>> START
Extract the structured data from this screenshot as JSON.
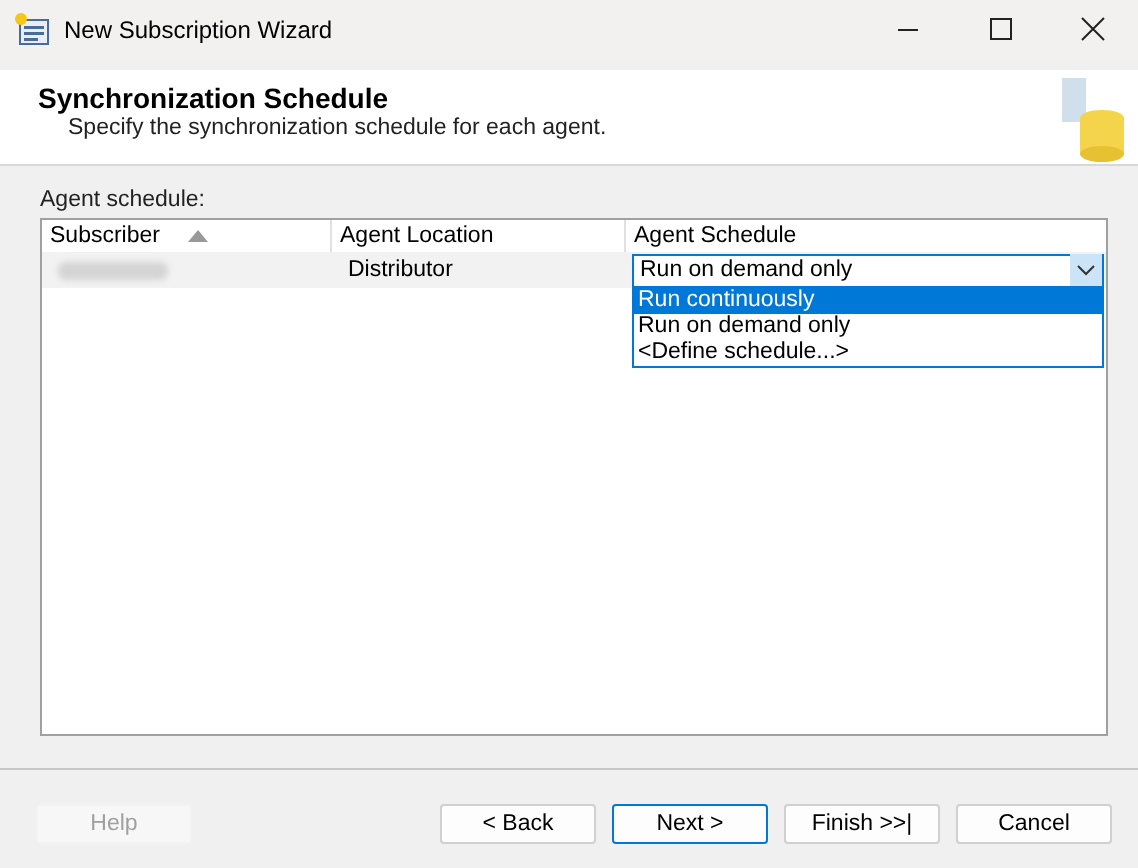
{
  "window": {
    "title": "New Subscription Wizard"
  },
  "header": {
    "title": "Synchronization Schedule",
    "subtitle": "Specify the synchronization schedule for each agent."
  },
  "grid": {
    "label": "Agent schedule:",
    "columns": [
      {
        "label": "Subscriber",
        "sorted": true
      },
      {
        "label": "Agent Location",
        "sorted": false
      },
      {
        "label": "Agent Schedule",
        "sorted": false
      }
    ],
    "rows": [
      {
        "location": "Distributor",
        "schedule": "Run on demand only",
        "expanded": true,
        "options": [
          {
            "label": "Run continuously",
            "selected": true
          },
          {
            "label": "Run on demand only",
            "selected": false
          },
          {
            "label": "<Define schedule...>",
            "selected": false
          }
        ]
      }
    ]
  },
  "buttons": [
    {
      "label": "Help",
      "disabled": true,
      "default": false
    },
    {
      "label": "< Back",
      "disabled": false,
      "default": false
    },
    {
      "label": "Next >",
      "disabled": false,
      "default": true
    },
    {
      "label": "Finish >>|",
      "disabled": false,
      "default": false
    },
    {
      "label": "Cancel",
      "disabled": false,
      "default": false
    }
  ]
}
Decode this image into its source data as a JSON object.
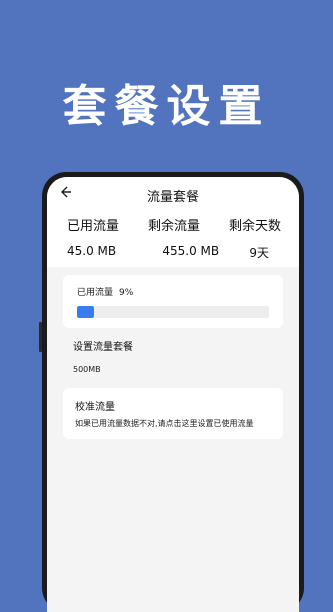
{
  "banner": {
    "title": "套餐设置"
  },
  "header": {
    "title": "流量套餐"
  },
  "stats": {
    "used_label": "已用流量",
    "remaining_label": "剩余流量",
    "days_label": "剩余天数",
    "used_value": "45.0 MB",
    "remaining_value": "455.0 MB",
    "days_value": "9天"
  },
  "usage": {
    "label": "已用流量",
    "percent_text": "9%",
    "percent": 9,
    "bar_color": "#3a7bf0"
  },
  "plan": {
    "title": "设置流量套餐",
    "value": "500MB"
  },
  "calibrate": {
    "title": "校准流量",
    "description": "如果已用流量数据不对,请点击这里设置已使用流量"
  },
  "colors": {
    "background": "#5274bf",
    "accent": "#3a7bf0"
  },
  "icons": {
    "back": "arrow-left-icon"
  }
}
>> END
>> START
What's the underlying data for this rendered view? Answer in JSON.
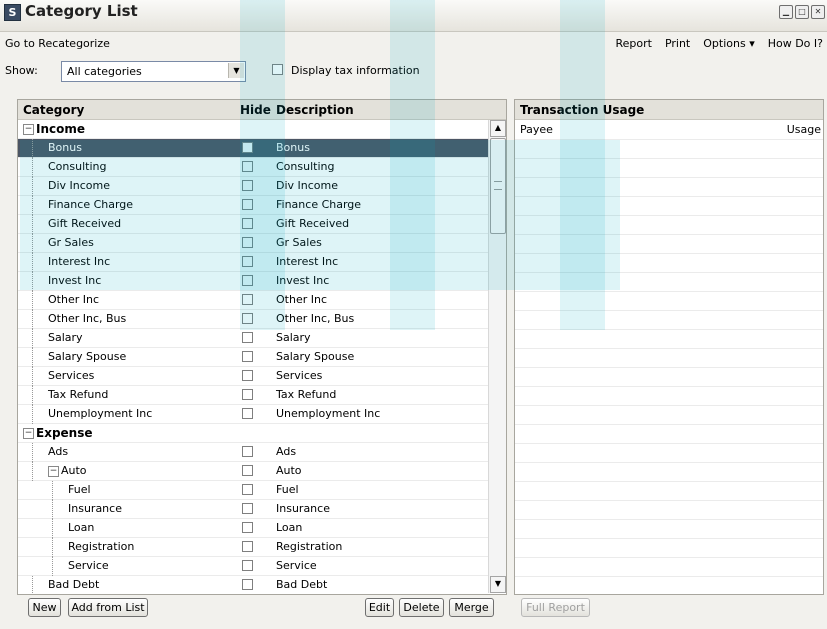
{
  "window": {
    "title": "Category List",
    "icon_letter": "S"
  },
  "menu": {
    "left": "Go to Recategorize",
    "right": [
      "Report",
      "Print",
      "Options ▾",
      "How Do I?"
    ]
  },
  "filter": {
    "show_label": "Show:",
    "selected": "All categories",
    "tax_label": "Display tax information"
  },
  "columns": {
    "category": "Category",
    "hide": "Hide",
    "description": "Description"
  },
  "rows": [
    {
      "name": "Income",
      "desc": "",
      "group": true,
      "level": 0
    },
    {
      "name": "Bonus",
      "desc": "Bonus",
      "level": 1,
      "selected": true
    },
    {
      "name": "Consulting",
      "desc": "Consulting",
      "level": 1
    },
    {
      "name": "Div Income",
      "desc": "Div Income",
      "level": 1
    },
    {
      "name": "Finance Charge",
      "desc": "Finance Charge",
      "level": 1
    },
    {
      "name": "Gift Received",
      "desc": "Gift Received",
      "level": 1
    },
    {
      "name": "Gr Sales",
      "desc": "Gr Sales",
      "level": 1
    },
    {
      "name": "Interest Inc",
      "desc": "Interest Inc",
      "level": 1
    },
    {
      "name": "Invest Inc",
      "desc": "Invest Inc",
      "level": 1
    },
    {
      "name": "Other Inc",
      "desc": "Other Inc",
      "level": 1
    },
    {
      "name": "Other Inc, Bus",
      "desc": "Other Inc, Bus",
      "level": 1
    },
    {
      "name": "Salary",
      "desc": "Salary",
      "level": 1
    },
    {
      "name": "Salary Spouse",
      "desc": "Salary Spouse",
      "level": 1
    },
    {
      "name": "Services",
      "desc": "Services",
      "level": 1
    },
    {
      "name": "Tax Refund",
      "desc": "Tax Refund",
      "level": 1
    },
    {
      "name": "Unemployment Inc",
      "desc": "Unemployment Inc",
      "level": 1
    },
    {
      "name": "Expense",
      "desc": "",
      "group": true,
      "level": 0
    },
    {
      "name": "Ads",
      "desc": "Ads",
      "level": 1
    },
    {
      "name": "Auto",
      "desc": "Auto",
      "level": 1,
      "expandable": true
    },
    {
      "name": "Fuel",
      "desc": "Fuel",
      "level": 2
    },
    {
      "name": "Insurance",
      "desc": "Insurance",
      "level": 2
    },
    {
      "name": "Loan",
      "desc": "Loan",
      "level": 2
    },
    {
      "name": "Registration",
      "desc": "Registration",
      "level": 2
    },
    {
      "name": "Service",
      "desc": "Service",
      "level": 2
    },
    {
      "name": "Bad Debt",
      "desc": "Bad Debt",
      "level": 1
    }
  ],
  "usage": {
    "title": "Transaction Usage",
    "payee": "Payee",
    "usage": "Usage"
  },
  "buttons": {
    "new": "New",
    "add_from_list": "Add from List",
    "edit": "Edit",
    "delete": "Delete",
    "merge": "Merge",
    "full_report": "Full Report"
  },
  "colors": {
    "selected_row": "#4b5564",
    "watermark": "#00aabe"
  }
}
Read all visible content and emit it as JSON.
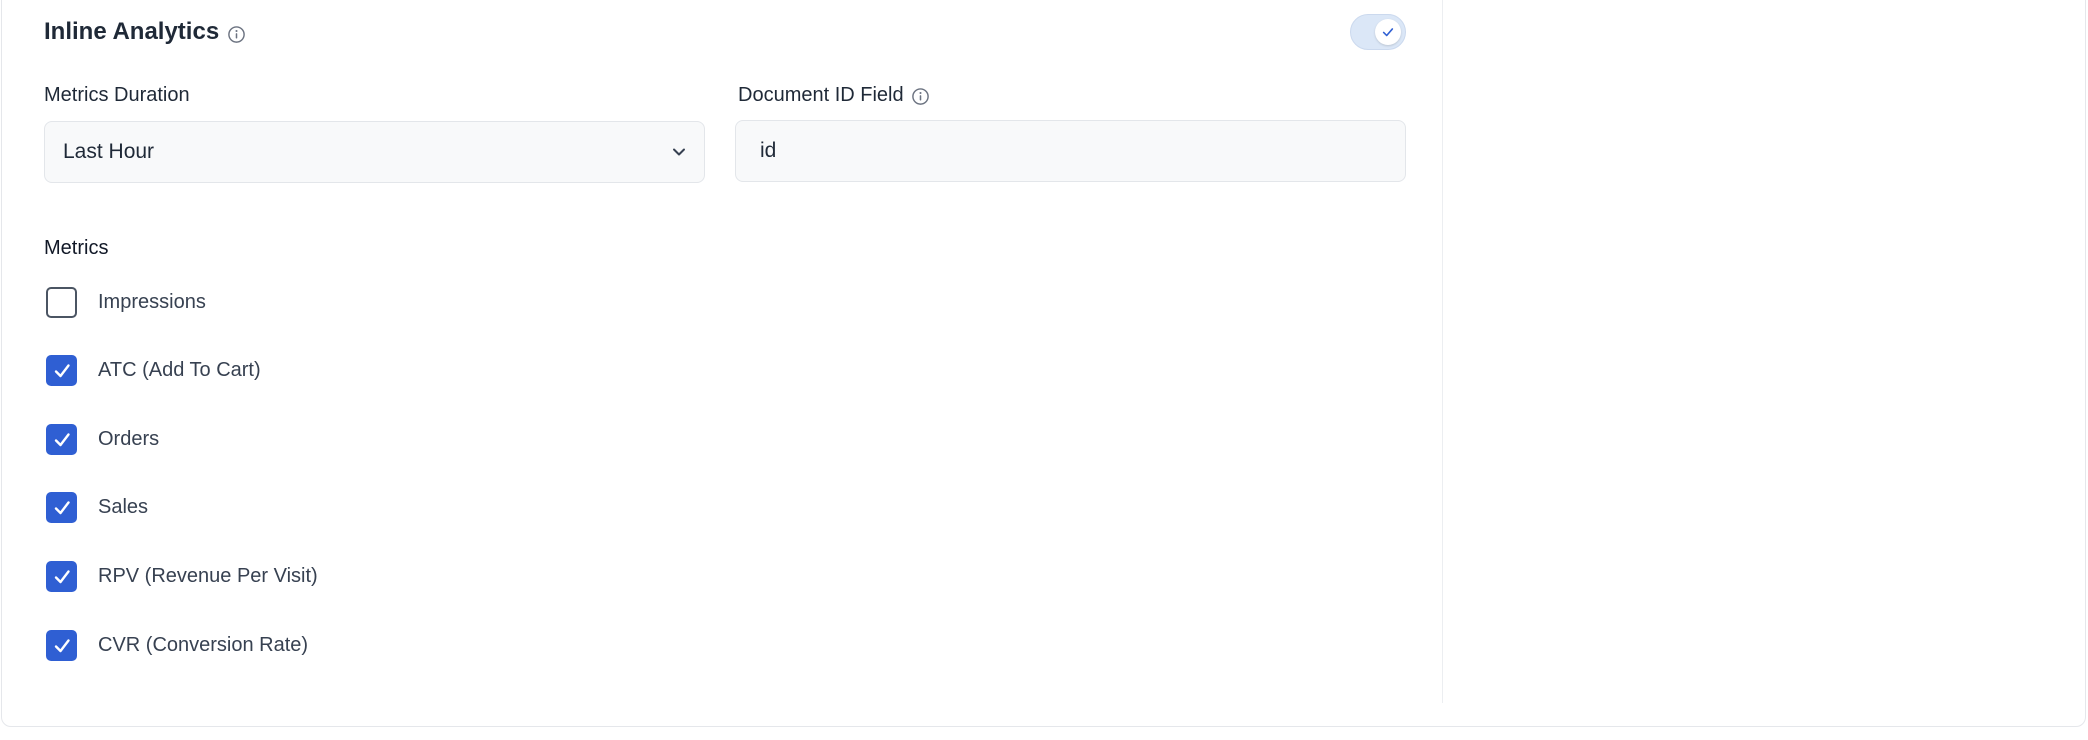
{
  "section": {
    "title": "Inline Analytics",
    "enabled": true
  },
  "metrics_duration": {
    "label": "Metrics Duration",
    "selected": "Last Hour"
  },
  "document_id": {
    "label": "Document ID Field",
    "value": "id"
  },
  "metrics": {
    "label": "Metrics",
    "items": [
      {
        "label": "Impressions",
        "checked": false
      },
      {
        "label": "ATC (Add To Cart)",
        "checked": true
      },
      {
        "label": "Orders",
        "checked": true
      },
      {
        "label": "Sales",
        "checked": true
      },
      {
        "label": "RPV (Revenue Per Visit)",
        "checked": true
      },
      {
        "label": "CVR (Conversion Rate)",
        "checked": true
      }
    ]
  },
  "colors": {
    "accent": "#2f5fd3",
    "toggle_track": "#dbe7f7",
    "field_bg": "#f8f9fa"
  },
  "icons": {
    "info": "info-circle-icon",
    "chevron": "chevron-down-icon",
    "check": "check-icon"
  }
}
>> END
§ **GIVEN PROBLEM**: Work out how many lines of the material above contain the word "JSON", then give only that figure.

§ **EXERCISE ANSWER**: 4